*Jobs*
A – Please decide whether each statement below agrees with the vodka passage: (i) the new government vodka went on sale on October 5; (ii) the resumed vodka was sold at a strength of 50 percent; (iii) Stalin's letter to Shinkevich dates from March 1927. Answer yes or no for each and quote the words from the passage that settle it.
B – According to the vodka passage, at which conference did the government fail to secure foreign loans in 1922?

*Source passage*
-*-*-

Actually, the new government vodka went on sale four days late, on October 5: since the military draft took place during the first days of the month, the Soviets wisely delayed in the hopes of a more orderly call-up.
9
Yet what ensued was anything but orderly. “It seems that Moscow took the restoration of vodka of pre-war strength as a huge holiday, which had to be properly celebrated,” chronicled American communist-turned-dissident William Henry Chamberlin.

The recent resumption of the sale of vodka at the pre-war alcoholic strength of 40 per cent was the signal for a wild orgy of a considerable part of the Muscovite population. Long waiting lines have been forming outside the shops where the fiery liquor is sold, and it is no uncommon sight to see a customer pull the cork out of his bottle and gulp down the entire contents amid a circle of envious and enthusiastic onlookers. There has been an enormous increase in public drunkenness during the two weeks since the
sorokgradusni
(40 per cent) went on sale. Excessive use of the new stimulant has caused a number of deaths, and the police have had their hands full attending to cases of drunkenness and disorderly conduct. In some cases parties of boisterous merrymakers have boarded street cars and created so much disturbance that they had to be removed by force.
10

Officially, the vodka monopoly was reinstated in the interests of public health, the same reason as its late-imperial predecessor: with thousands of deaths annually from potent
samogon
and poisonous surrogates, a nationwide monopoly was supposedly the only way to ensure safer, high-quality alcoholic beverages.
11
Naturally, that argument was a red herring: it was not simply
that
the people were drinking, or even
what
they were drinking, that concerned the government but, more importantly,
who
was selling them the liquor and deriving the profits. In the Politburo, Stalin proposed getting the profits out of the pockets of the moonshiners and into the treasury.

Repeal put Stalin in a tenuous ideological position—with the veneration of Lenin at a fever pitch it seemed that his successors were undoing the great
revolutionary’s work, even as he lay in state in a temporary wooden mausoleum just beyond the Kremlin walls. At a time when every decision had to be justified in terms of Lenin’s unquestionable wisdom, Stalin had to argue that Lenin would have supported this most un-Leninist repeal… somehow.

In a March 1927 letter to a communist named Shinkevich, Stalin claimed that Lenin had actually favored the vodka monopoly. Even in public, storyteller Stalin later explained how, when the government failed to secure badly needed foreign loans at the Genoa Conference in 1922, “Comrade Lenin said several times to each of us that… it would be necessary to introduce a vodka monopoly, which was particularly necessary to stabilize the currency and maintain industry.”

-*-*-

*Dataset content*
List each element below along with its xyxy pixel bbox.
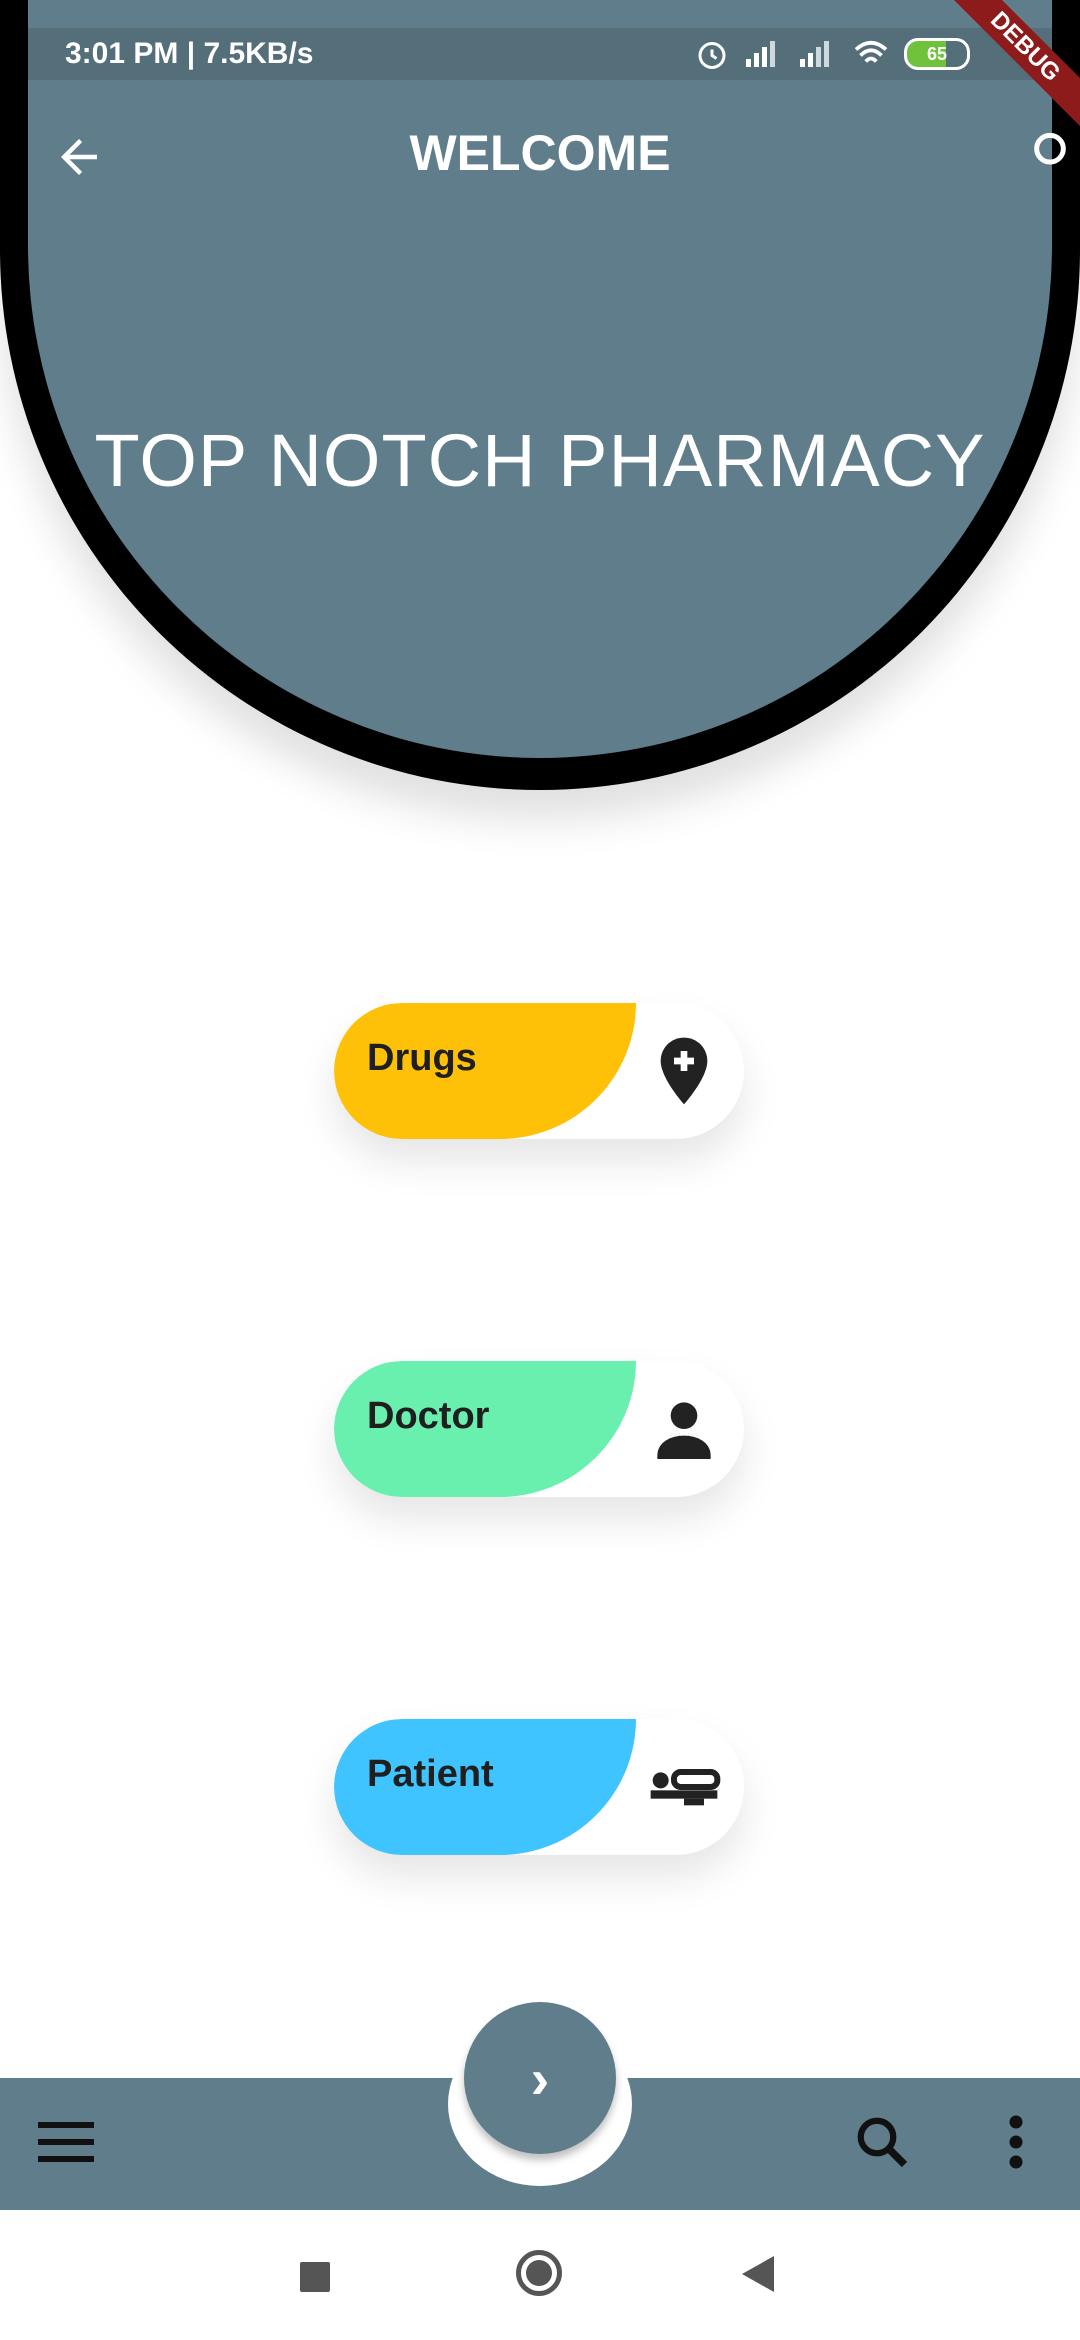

-*-*-

*Expected results*
A –
(i) Yes: "the new government vodka went on sale four days late, on October 5"
(ii) No: "the pre-war alcoholic strength of 40 per cent"
(iii) Yes: "In a March 1927 letter to a communist named Shinkevich"

B – The Genoa Conference.